WORK TO DO
From the records below, pull each line that has "ISBN".

DATA ENTRIES
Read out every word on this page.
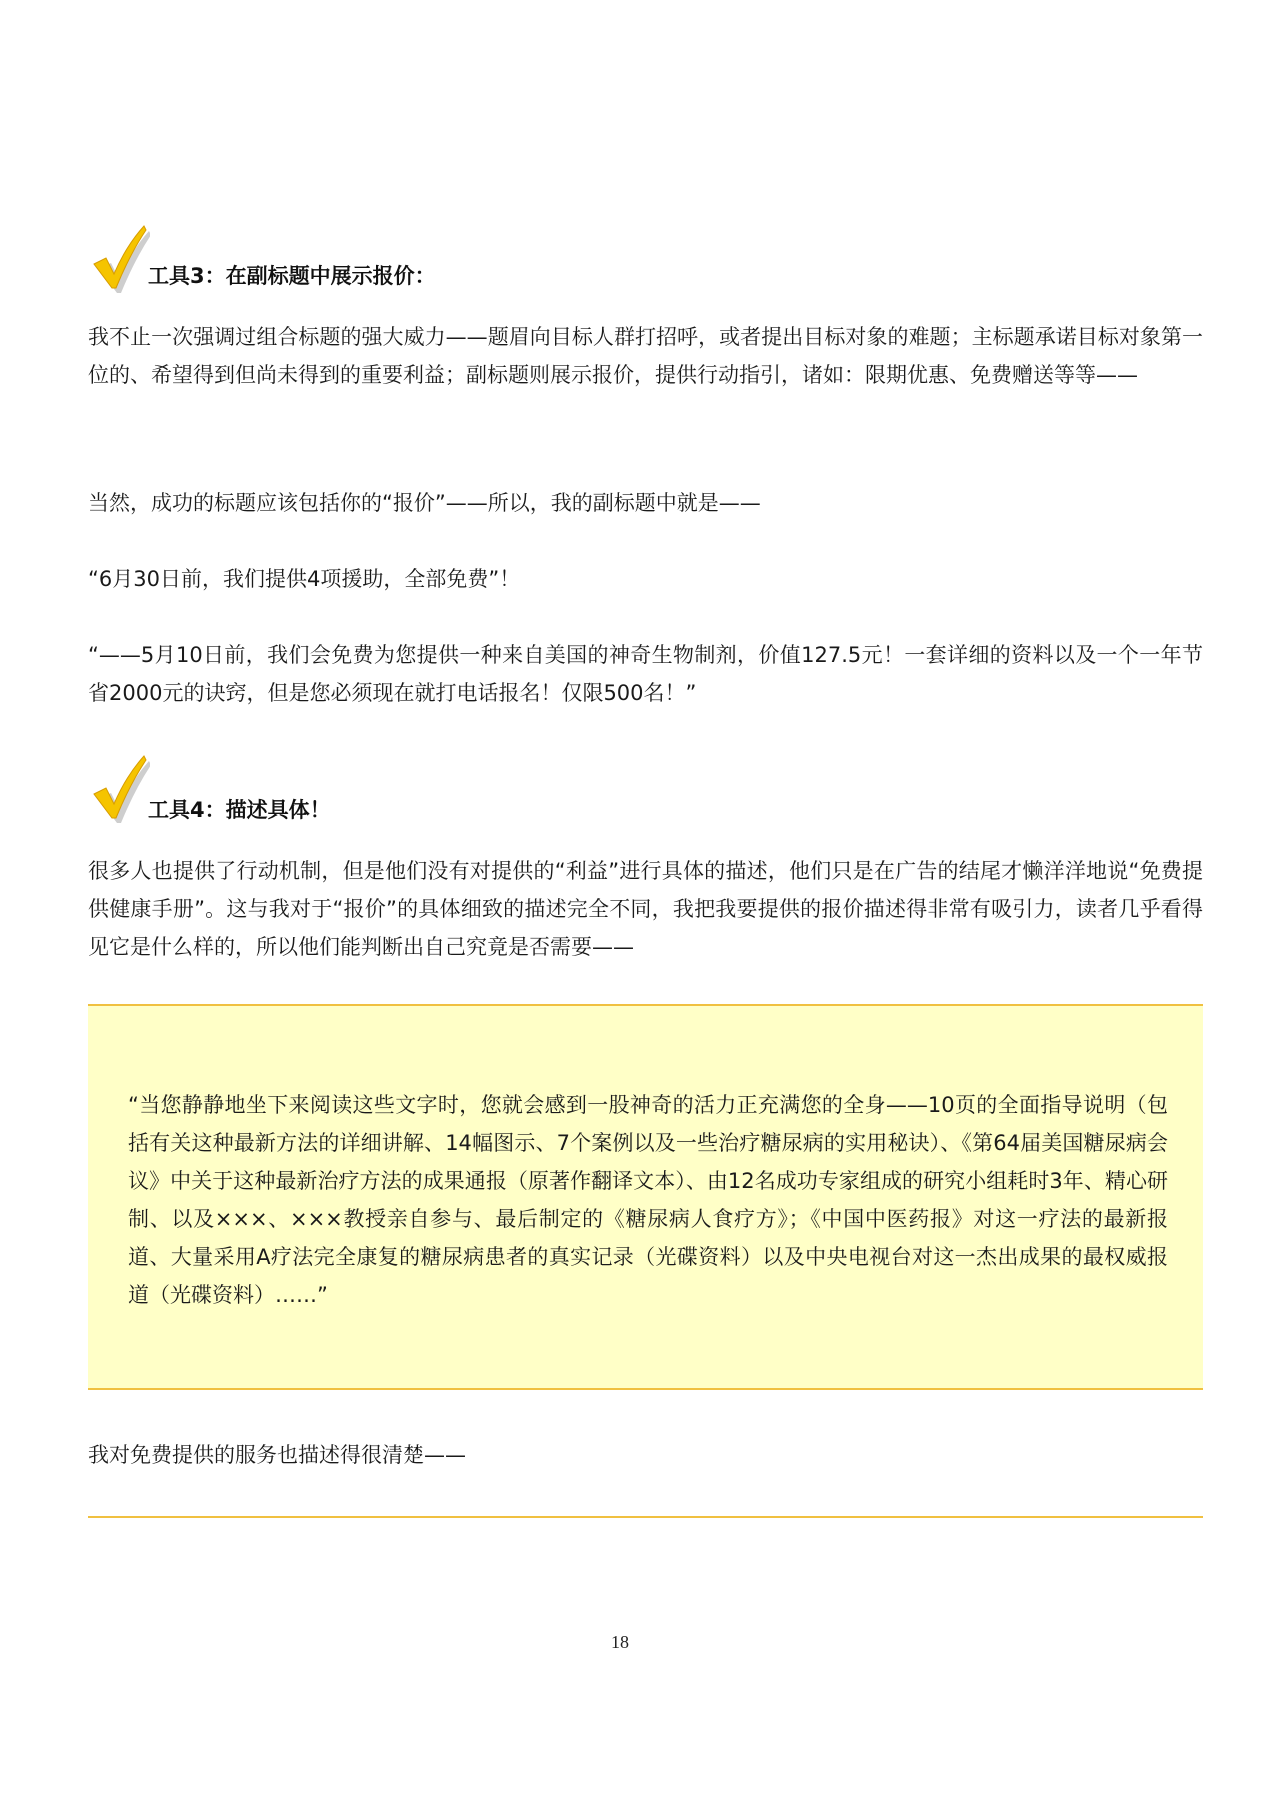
工具3：在副标题中展示报价：

我不止一次强调过组合标题的强大威力——题眉向目标人群打招呼，或者提出目标对象的难题；主标题承诺目标对象第一位的、希望得到但尚未得到的重要利益；副标题则展示报价，提供行动指引，诸如：限期优惠、免费赠送等等——

当然，成功的标题应该包括你的“报价”——所以，我的副标题中就是——

“6月30日前，我们提供4项援助，全部免费”！

“——5月10日前，我们会免费为您提供一种来自美国的神奇生物制剂，价值127.5元！一套详细的资料以及一个一年节省2000元的诀窍，但是您必须现在就打电话报名！仅限500名！”

工具4：描述具体！

很多人也提供了行动机制，但是他们没有对提供的“利益”进行具体的描述，他们只是在广告的结尾才懒洋洋地说“免费提供健康手册”。这与我对于“报价”的具体细致的描述完全不同，我把我要提供的报价描述得非常有吸引力，读者几乎看得见它是什么样的，所以他们能判断出自己究竟是否需要——

“当您静静地坐下来阅读这些文字时，您就会感到一股神奇的活力正充满您的全身——10页的全面指导说明（包括有关这种最新方法的详细讲解、14幅图示、7个案例以及一些治疗糖尿病的实用秘诀）、《第64届美国糖尿病会议》中关于这种最新治疗方法的成果通报（原著作翻译文本）、由12名成功专家组成的研究小组耗时3年、精心研制、以及×××、×××教授亲自参与、最后制定的《糖尿病人食疗方》；《中国中医药报》对这一疗法的最新报道、大量采用A疗法完全康复的糖尿病患者的真实记录（光碟资料）以及中央电视台对这一杰出成果的最权威报道（光碟资料）……”

我对免费提供的服务也描述得很清楚——

18
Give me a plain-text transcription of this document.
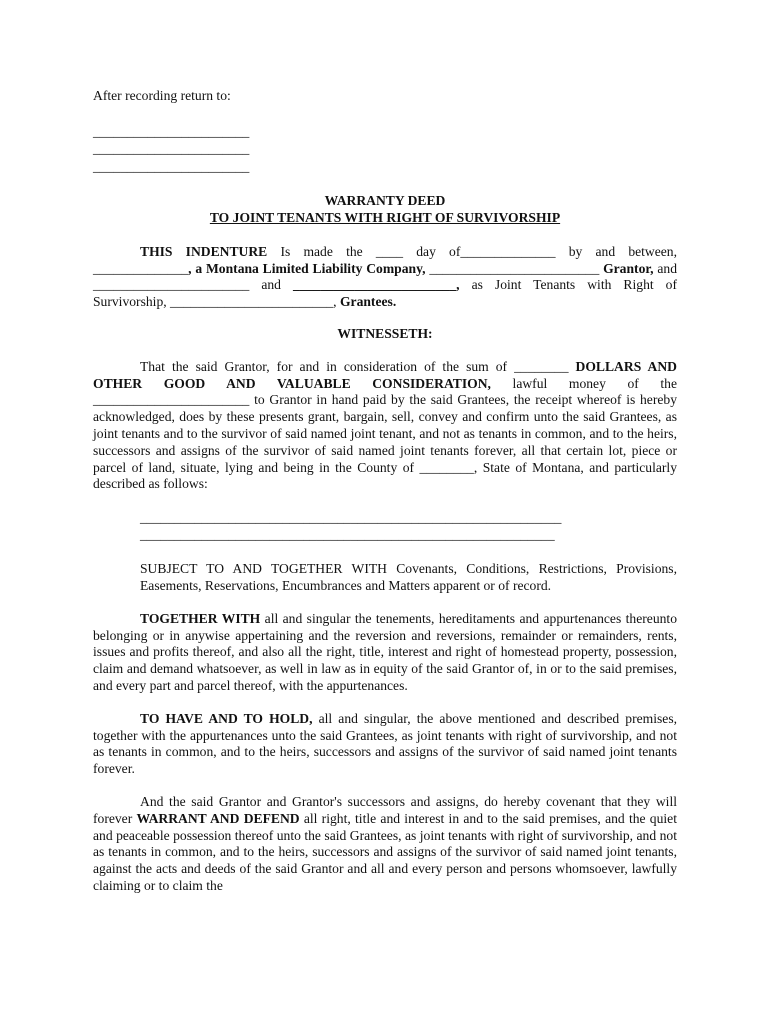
After recording return to:
_______________________
_______________________
_______________________
WARRANTY DEED
TO JOINT TENANTS WITH RIGHT OF SURVIVORSHIP

THIS INDENTURE Is made the ____ day of______________ by and between, ______________, a Montana Limited Liability Company, _________________________ Grantor, and _______________________ and ________________________, as Joint Tenants with Right of Survivorship, ________________________, Grantees.

WITNESSETH:

That the said Grantor, for and in consideration of the sum of ________ DOLLARS AND OTHER GOOD AND VALUABLE CONSIDERATION, lawful money of the _______________________ to Grantor in hand paid by the said Grantees, the receipt whereof is hereby acknowledged, does by these presents grant, bargain, sell, convey and confirm unto the said Grantees, as joint tenants and to the survivor of said named joint tenant, and not as tenants in common, and to the heirs, successors and assigns of the survivor of said named joint tenants forever, all that certain lot, piece or parcel of land, situate, lying and being in the County of ________, State of Montana, and particularly described as follows:

______________________________________________________________
_____________________________________________________________

SUBJECT TO AND TOGETHER WITH Covenants, Conditions, Restrictions, Provisions, Easements, Reservations, Encumbrances and Matters apparent or of record.

TOGETHER WITH all and singular the tenements, hereditaments and appurtenances thereunto belonging or in anywise appertaining and the reversion and reversions, remainder or remainders, rents, issues and profits thereof, and also all the right, title, interest and right of homestead property, possession, claim and demand whatsoever, as well in law as in equity of the said Grantor of, in or to the said premises, and every part and parcel thereof, with the appurtenances.

TO HAVE AND TO HOLD, all and singular, the above mentioned and described premises, together with the appurtenances unto the said Grantees, as joint tenants with right of survivorship, and not as tenants in common, and to the heirs, successors and assigns of the survivor of said named joint tenants forever.

And the said Grantor and Grantor's successors and assigns, do hereby covenant that they will forever WARRANT AND DEFEND all right, title and interest in and to the said premises, and the quiet and peaceable possession thereof unto the said Grantees, as joint tenants with right of survivorship, and not as tenants in common, and to the heirs, successors and assigns of the survivor of said named joint tenants, against the acts and deeds of the said Grantor and all and every person and persons whomsoever, lawfully claiming or to claim the
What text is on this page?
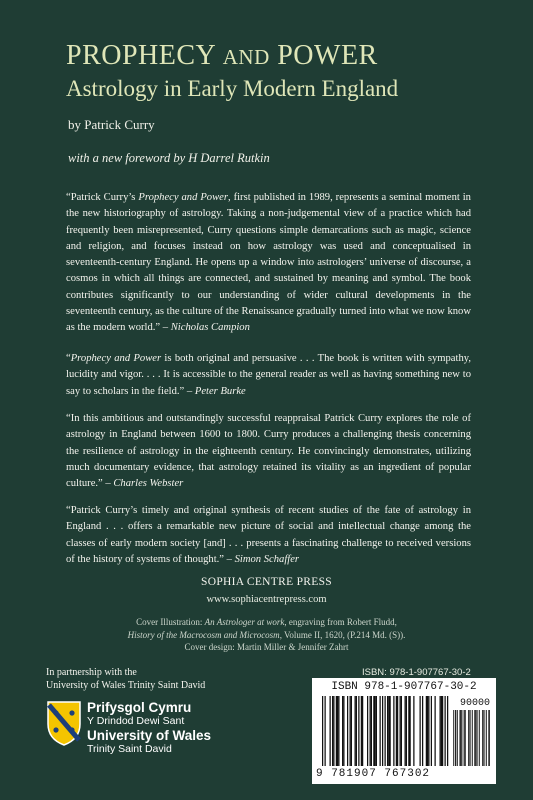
PROPHECY AND POWER
Astrology in Early Modern England
by Patrick Curry
with a new foreword by H Darrel Rutkin
“Patrick Curry’s Prophecy and Power, first published in 1989, represents a seminal moment in the new historiography of astrology. Taking a non-judgemental view of a practice which had frequently been misrepresented, Curry questions simple demarcations such as magic, science and religion, and focuses instead on how astrology was used and conceptualised in seventeenth-century England. He opens up a window into astrologers’ universe of discourse, a cosmos in which all things are connected, and sustained by meaning and symbol. The book contributes significantly to our understanding of wider cultural developments in the seventeenth century, as the culture of the Renaissance gradually turned into what we now know as the modern world.” – Nicholas Campion
“Prophecy and Power is both original and persuasive . . . The book is written with sympathy, lucidity and vigor. . . . It is accessible to the general reader as well as having something new to say to scholars in the field.” – Peter Burke
“In this ambitious and outstandingly successful reappraisal Patrick Curry explores the role of astrology in England between 1600 to 1800. Curry produces a challenging thesis concerning the resilience of astrology in the eighteenth century. He convincingly demonstrates, utilizing much documentary evidence, that astrology retained its vitality as an ingredient of popular culture.” – Charles Webster
“Patrick Curry’s timely and original synthesis of recent studies of the fate of astrology in England . . . offers a remarkable new picture of social and intellectual change among the classes of early modern society [and] . . . presents a fascinating challenge to received versions of the history of systems of thought.” – Simon Schaffer
SOPHIA CENTRE PRESS
www.sophiacentrepress.com
Cover Illustration: An Astrologer at work, engraving from Robert Fludd,
History of the Macrocosm and Microcosm, Volume II, 1620, (P.214 Md. (S)).
Cover design: Martin Miller & Jennifer Zahrt
In partnership with the
University of Wales Trinity Saint David
Prifysgol Cymru
Y Drindod Dewi Sant
University of Wales
Trinity Saint David
ISBN: 978-1-907767-30-2
ISBN 978-1-907767-30-2
90000
9 781907 767302
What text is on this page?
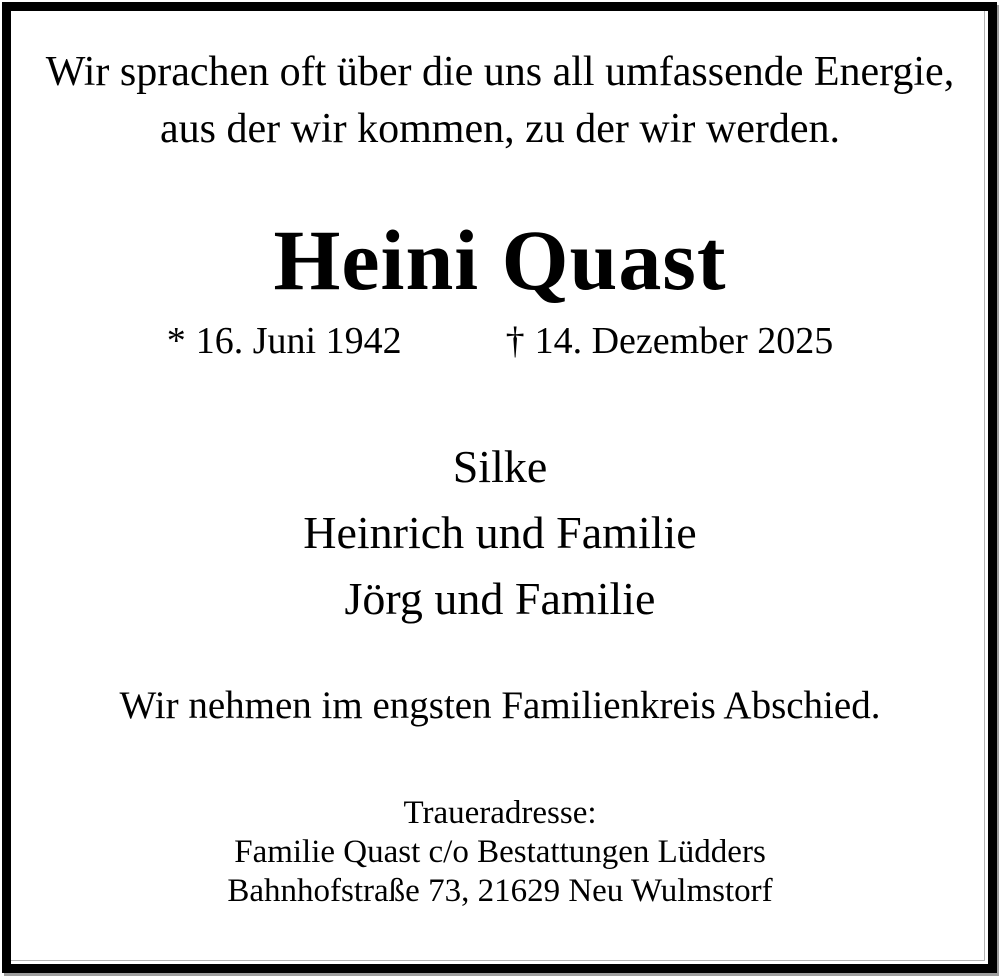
Wir sprachen oft über die uns all umfassende Energie,
aus der wir kommen, zu der wir werden.
Heini Quast
* 16. Juni 1942	† 14. Dezember 2025
Silke
Heinrich und Familie
Jörg und Familie
Wir nehmen im engsten Familienkreis Abschied.
Traueradresse:
Familie Quast c/o Bestattungen Lüdders
Bahnhofstraße 73, 21629 Neu Wulmstorf
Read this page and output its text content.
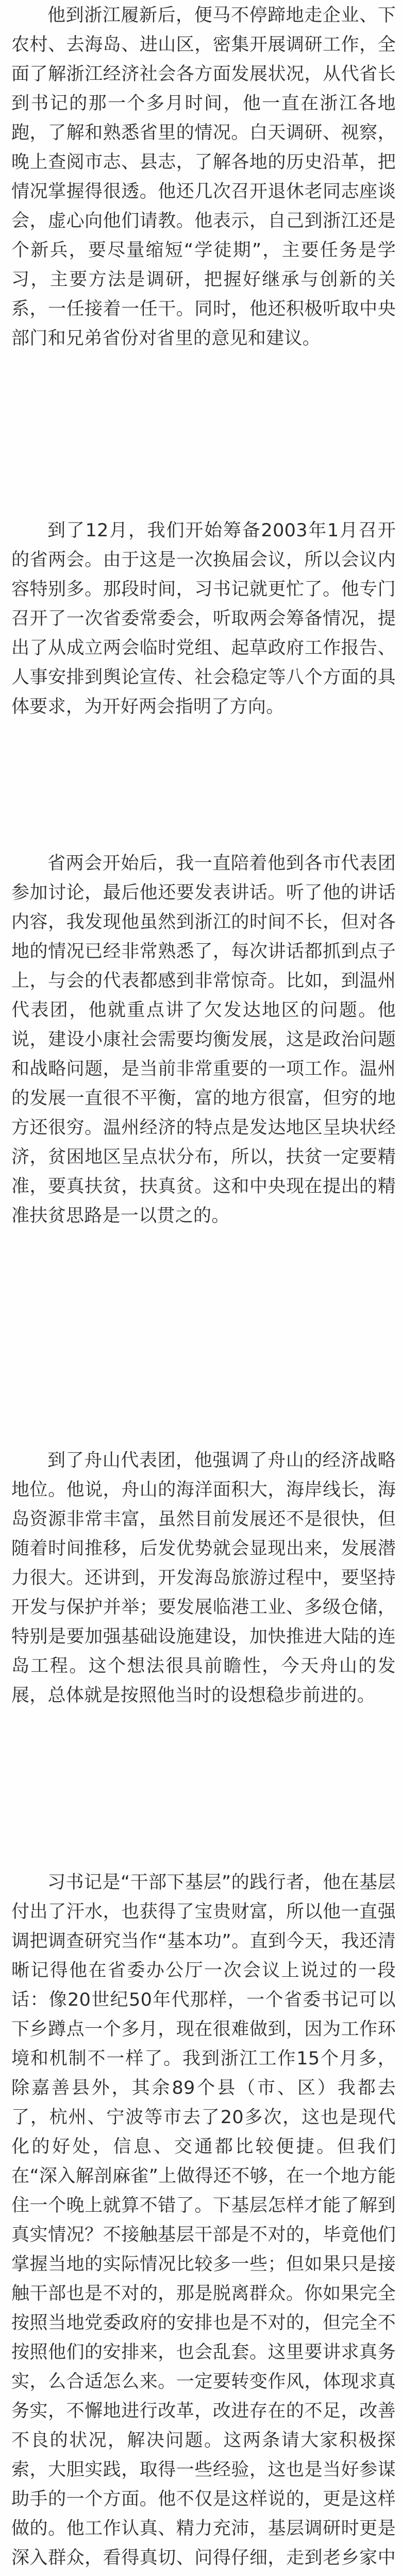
他到浙江履新后，便马不停蹄地走企业、下农村、去海岛、进山区，密集开展调研工作，全面了解浙江经济社会各方面发展状况，从代省长到书记的那一个多月时间，他一直在浙江各地跑，了解和熟悉省里的情况。白天调研、视察，晚上查阅市志、县志，了解各地的历史沿革，把情况掌握得很透。他还几次召开退休老同志座谈会，虚心向他们请教。他表示，自己到浙江还是个新兵，要尽量缩短“学徒期”，主要任务是学习，主要方法是调研，把握好继承与创新的关系，一任接着一任干。同时，他还积极听取中央部门和兄弟省份对省里的意见和建议。

到了12月，我们开始筹备2003年1月召开的省两会。由于这是一次换届会议，所以会议内容特别多。那段时间，习书记就更忙了。他专门召开了一次省委常委会，听取两会筹备情况，提出了从成立两会临时党组、起草政府工作报告、人事安排到舆论宣传、社会稳定等八个方面的具体要求，为开好两会指明了方向。

省两会开始后，我一直陪着他到各市代表团参加讨论，最后他还要发表讲话。听了他的讲话内容，我发现他虽然到浙江的时间不长，但对各地的情况已经非常熟悉了，每次讲话都抓到点子上，与会的代表都感到非常惊奇。比如，到温州代表团，他就重点讲了欠发达地区的问题。他说，建设小康社会需要均衡发展，这是政治问题和战略问题，是当前非常重要的一项工作。温州的发展一直很不平衡，富的地方很富，但穷的地方还很穷。温州经济的特点是发达地区呈块状经济，贫困地区呈点状分布，所以，扶贫一定要精准，要真扶贫，扶真贫。这和中央现在提出的精准扶贫思路是一以贯之的。

到了舟山代表团，他强调了舟山的经济战略地位。他说，舟山的海洋面积大，海岸线长，海岛资源非常丰富，虽然目前发展还不是很快，但随着时间推移，后发优势就会显现出来，发展潜力很大。还讲到，开发海岛旅游过程中，要坚持开发与保护并举；要发展临港工业、多级仓储，特别是要加强基础设施建设，加快推进大陆的连岛工程。这个想法很具前瞻性，今天舟山的发展，总体就是按照他当时的设想稳步前进的。

习书记是“干部下基层”的践行者，他在基层付出了汗水，也获得了宝贵财富，所以他一直强调把调查研究当作“基本功”。直到今天，我还清晰记得他在省委办公厅一次会议上说过的一段话：像20世纪50年代那样，一个省委书记可以下乡蹲点一个多月，现在很难做到，因为工作环境和机制不一样了。我到浙江工作15个月多，除嘉善县外，其余89个县（市、区）我都去了，杭州、宁波等市去了20多次，这也是现代化的好处，信息、交通都比较便捷。但我们在“深入解剖麻雀”上做得还不够，在一个地方能住一个晚上就算不错了。下基层怎样才能了解到真实情况？不接触基层干部是不对的，毕竟他们掌握当地的实际情况比较多一些；但如果只是接触干部也是不对的，那是脱离群众。你如果完全按照当地党委政府的安排也是不对的，但完全不按照他们的安排来，也会乱套。这里要讲求真务实，么合适怎么来。一定要转变作风，体现求真务实，不懈地进行改革，改进存在的不足，改善不良的状况，解决问题。这两条请大家积极探索，大胆实践，取得一些经验，这也是当好参谋助手的一个方面。他不仅是这样说的，更是这样做的。他工作认真、精力充沛，基层调研时更是深入群众，看得真切、问得仔细，走到老乡家中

EXERCISE OUTPUT
ISBN: 978-1-907767-30-2
ISBN 978-1-907767-30-2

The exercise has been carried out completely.